__What to work on__. Please edit the data from its first line through the line containing "series-line-immigració bbox=[84, 791, 1073, 864]", changing each "x-tick-label" to "x-axis-label" and leaving everything else as it is.

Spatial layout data
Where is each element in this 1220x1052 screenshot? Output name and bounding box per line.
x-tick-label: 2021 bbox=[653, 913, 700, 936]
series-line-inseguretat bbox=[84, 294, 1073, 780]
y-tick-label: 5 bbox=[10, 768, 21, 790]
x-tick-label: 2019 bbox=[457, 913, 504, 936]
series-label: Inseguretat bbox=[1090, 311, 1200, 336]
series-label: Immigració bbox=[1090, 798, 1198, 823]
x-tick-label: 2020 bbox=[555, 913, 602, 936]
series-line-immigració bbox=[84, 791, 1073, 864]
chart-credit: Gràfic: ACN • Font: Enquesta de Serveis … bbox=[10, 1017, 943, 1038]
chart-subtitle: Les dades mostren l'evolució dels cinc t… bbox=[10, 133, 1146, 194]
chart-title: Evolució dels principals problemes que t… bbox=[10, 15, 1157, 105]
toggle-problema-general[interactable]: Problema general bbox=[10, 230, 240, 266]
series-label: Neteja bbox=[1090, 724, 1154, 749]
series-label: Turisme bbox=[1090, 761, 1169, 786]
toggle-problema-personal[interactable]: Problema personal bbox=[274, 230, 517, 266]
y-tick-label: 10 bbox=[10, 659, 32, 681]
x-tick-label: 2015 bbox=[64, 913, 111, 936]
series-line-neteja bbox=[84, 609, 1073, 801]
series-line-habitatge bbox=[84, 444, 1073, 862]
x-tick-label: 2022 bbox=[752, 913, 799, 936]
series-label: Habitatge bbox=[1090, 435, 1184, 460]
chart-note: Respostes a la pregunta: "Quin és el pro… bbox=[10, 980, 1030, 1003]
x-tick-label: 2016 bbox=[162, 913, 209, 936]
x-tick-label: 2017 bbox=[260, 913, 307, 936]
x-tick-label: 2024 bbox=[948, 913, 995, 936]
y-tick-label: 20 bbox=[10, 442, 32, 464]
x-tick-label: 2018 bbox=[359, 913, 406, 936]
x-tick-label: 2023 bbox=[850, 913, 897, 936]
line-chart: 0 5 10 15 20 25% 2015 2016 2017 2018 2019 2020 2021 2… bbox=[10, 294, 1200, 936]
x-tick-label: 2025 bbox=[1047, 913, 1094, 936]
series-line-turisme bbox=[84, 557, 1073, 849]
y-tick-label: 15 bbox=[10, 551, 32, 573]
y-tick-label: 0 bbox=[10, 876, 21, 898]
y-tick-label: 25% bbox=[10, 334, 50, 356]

__Expected output__.
Where is each element in this 1220x1052 screenshot? Output name and bounding box per line.
x-axis-label: 2021 bbox=[653, 913, 700, 936]
series-line-inseguretat bbox=[84, 294, 1073, 780]
y-tick-label: 5 bbox=[10, 768, 21, 790]
x-axis-label: 2019 bbox=[457, 913, 504, 936]
series-label: Inseguretat bbox=[1090, 311, 1200, 336]
series-label: Immigració bbox=[1090, 798, 1198, 823]
x-axis-label: 2020 bbox=[555, 913, 602, 936]
series-line-immigració bbox=[84, 791, 1073, 864]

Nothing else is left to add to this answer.